- To-do list -
a) Reproduce, character for character, the stretch of the schedule-parsing code from "units = units_match.group('Units')" through "re.sub(units_pattern, '', schedule_string, count=1)".
b) In the schedule-parsing code, what column names does the function dict_to_nl give the DataFrame it creates?

In [113]:
import pandas as pd

In [114]:
import re

def extract_schedule_info(schedule_string):
    schedule_string = schedule_string.strip()
    # Define the regular expression patterns
    units_pattern = re.compile(r'(?P<Units>(?:VAR|\d+(?:-\d+)?(?:,\d+)*(?:,\d+)?|\d+\.\d+))\s+')
    # schedule_pattern = re.compile(r'(?P<LecSec>\S+)\s+(?P<Days>\S+)\s+(?P<Begin>\d+:\d+[APMapm]+)\s+(?P<End>\d+:\d+[APMapm]+)\s+(?P<BldgRoom>[A-Za-z]+\s*\d{0,3}[A-Za-z]*\d{0,4})\s+(?P<Location>.*?)(?=\s{2,})\s+(?P<Instructors>.+)$')

    schedule_pattern = re.compile(
        r'(?P<LecSec>[A-Za-z0-9]{1,3})\s+'
        r'(?P<Days>\S+)\s+'
        r'(?P<Begin>\d+:\d+[APMapm]+)\s+'
        r'(?P<End>\d+:\d+[APMapm]+)\s+'
        r'(?P<BldgRoom>[A-Za-z]+\s*\d{0,3}[A-Za-z]*\d{0,4})?\s+'
        r'(?P<Location>.*?)(?=\s{2,})\s+'
        r'(?P<Instructors>.+)$'
    )

    tba_dnm_dnm_pattern = re.compile(r'TBA\s+' + r'\s{20,}' + r'DNM\s+DNM')
    tba_tba_pattern = re.compile(r'TBA\s+' + r'\s{20,}' + r'TBA\s+')
    tba_dnm_dnm_match = tba_dnm_dnm_pattern.search(schedule_string)
    tba_tba_match = tba_tba_pattern.search(schedule_string)
    if tba_dnm_dnm_match or tba_tba_match:
        return None

    # Extract Units information
    units_match = units_pattern.match(schedule_string)
    units = units_match.group('Units') if units_match else None

    # Extract the remaining schedule information
    remaining_schedule_string = re.sub(units_pattern, '', schedule_string, count=1)
    schedule_match = schedule_pattern.match(remaining_schedule_string)

    if units and schedule_match:
        # Combine information from both matches
        schedule_info = {'Units': units, **schedule_match.groupdict()}
        return schedule_info
    else:
        return None

In [115]:
def dict_to_nl(s, semester):
    columns = ['Question', 'Answer']
    nl = pd.DataFrame(columns=columns)

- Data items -
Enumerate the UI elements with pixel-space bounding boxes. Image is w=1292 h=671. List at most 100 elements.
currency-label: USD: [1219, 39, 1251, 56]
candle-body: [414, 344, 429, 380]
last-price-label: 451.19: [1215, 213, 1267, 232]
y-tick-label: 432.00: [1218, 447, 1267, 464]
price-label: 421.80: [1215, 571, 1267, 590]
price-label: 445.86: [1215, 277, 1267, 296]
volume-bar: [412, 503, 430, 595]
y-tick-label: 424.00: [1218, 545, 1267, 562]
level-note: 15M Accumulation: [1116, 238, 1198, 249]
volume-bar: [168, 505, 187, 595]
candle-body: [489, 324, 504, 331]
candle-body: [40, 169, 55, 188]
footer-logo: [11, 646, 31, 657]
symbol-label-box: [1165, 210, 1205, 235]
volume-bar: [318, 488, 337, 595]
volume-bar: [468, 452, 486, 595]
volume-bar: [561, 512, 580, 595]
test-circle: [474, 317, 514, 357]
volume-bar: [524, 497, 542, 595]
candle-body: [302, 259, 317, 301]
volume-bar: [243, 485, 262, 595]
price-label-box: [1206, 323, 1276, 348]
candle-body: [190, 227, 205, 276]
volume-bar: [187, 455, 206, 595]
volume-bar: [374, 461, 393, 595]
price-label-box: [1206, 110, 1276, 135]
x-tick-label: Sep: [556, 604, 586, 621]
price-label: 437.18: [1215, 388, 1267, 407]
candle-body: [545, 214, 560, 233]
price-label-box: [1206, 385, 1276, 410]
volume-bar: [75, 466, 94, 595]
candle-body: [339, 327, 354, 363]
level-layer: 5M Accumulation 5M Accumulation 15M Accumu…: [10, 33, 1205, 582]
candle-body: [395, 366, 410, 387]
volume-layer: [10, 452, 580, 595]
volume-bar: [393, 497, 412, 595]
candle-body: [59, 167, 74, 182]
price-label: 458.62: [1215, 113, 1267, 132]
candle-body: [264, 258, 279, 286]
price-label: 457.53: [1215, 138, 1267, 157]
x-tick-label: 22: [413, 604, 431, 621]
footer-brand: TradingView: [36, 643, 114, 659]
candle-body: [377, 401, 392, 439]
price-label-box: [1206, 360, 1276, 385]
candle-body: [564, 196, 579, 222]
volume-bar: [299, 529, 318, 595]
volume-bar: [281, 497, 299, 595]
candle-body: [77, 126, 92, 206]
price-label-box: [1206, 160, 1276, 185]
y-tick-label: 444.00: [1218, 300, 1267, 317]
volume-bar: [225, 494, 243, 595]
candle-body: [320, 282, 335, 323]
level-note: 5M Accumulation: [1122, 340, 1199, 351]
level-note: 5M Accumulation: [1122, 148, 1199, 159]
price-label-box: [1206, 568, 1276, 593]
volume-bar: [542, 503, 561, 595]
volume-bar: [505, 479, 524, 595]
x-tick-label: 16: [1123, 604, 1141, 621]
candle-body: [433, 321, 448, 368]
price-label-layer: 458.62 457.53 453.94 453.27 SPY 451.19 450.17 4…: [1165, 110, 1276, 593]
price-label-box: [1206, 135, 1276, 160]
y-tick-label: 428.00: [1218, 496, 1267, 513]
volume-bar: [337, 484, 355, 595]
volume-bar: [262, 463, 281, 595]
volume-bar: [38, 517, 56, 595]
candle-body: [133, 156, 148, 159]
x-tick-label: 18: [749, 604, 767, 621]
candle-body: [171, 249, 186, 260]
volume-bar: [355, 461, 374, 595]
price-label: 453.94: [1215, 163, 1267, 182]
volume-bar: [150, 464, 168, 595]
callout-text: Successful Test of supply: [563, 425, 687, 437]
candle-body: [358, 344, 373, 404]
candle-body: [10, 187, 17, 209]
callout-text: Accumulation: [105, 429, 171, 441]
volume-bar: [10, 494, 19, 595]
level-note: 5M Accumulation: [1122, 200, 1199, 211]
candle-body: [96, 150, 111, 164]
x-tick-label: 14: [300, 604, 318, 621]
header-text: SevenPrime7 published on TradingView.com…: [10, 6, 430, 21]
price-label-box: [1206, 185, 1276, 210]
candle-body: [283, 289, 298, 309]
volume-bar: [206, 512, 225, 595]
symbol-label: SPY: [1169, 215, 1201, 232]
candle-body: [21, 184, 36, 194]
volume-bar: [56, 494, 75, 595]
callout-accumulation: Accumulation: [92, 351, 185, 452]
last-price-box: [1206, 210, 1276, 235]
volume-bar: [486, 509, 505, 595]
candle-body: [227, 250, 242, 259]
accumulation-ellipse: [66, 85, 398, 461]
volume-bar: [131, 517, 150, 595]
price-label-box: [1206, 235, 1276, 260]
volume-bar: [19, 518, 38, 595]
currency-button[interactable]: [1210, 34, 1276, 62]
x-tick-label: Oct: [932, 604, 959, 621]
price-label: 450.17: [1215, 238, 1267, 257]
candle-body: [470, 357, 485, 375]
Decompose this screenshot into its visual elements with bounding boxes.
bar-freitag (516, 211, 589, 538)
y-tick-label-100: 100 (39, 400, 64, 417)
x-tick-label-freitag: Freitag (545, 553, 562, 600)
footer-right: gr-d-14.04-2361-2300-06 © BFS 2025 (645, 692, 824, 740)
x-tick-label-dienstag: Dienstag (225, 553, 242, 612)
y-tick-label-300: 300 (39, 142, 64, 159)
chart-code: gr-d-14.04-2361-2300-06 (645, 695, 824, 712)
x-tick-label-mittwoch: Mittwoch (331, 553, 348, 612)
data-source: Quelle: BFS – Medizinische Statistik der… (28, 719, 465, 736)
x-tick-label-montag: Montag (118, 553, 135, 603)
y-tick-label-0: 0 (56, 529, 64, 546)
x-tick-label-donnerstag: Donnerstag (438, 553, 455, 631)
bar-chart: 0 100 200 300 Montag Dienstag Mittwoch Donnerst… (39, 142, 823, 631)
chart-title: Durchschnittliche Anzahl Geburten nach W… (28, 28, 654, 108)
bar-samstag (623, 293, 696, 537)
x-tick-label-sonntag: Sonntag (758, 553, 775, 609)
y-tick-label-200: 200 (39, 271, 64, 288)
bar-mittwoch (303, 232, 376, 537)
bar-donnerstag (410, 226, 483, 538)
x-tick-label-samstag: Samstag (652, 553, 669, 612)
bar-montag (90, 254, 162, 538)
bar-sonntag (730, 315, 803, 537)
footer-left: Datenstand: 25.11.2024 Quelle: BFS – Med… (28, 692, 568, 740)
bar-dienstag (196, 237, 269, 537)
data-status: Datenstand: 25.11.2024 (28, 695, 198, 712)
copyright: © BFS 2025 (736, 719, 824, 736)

- Expected results -
a)
units = units_match.group('Units') if units_match else None

    # Extract the remaining schedule information
    remaining_schedule_string = re.sub(units_pattern, '', schedule_string, count=1)

b) Question and Answer.